* OBJECTIVE *
Take every line from the listing below that contains "with".

* INPUT MATERIAL *
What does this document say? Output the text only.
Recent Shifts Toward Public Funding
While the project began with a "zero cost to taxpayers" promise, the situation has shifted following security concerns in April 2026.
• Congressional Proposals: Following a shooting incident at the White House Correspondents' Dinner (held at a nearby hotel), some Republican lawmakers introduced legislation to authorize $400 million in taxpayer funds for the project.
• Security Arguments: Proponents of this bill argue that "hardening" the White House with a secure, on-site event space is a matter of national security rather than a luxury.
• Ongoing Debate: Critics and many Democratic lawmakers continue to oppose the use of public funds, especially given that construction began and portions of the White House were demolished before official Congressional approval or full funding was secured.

==

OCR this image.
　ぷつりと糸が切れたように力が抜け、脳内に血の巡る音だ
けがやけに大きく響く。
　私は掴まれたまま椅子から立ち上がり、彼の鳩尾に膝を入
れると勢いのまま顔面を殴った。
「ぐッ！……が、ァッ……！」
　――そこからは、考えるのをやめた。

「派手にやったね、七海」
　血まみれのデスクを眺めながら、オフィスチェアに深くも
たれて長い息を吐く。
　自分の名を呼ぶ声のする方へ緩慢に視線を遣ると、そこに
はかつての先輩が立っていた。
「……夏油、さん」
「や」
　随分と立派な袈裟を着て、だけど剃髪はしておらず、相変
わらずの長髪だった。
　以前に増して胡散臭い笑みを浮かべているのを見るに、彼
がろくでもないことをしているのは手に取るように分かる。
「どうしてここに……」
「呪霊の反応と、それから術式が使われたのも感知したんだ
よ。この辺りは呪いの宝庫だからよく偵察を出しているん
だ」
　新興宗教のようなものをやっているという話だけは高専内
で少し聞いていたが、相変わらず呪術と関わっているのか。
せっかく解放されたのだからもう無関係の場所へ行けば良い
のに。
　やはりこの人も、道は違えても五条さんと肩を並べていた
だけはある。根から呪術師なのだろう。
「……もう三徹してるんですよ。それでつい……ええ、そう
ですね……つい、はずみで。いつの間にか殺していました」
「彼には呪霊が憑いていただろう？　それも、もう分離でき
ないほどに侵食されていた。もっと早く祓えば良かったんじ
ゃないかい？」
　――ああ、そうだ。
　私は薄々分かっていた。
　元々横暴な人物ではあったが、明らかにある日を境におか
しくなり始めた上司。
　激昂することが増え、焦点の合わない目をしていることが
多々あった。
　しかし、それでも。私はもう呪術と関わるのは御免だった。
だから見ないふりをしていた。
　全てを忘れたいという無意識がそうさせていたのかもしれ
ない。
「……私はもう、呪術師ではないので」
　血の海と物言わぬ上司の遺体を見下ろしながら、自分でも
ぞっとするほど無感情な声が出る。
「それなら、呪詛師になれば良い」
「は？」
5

* FINISHED ANSWER *
While the project began with a "zero cost to taxpayers" promise, the situation has shifted following security concerns in April 2026.
• Security Arguments: Proponents of this bill argue that "hardening" the White House with a secure, on-site event space is a matter of national security rather than a luxury.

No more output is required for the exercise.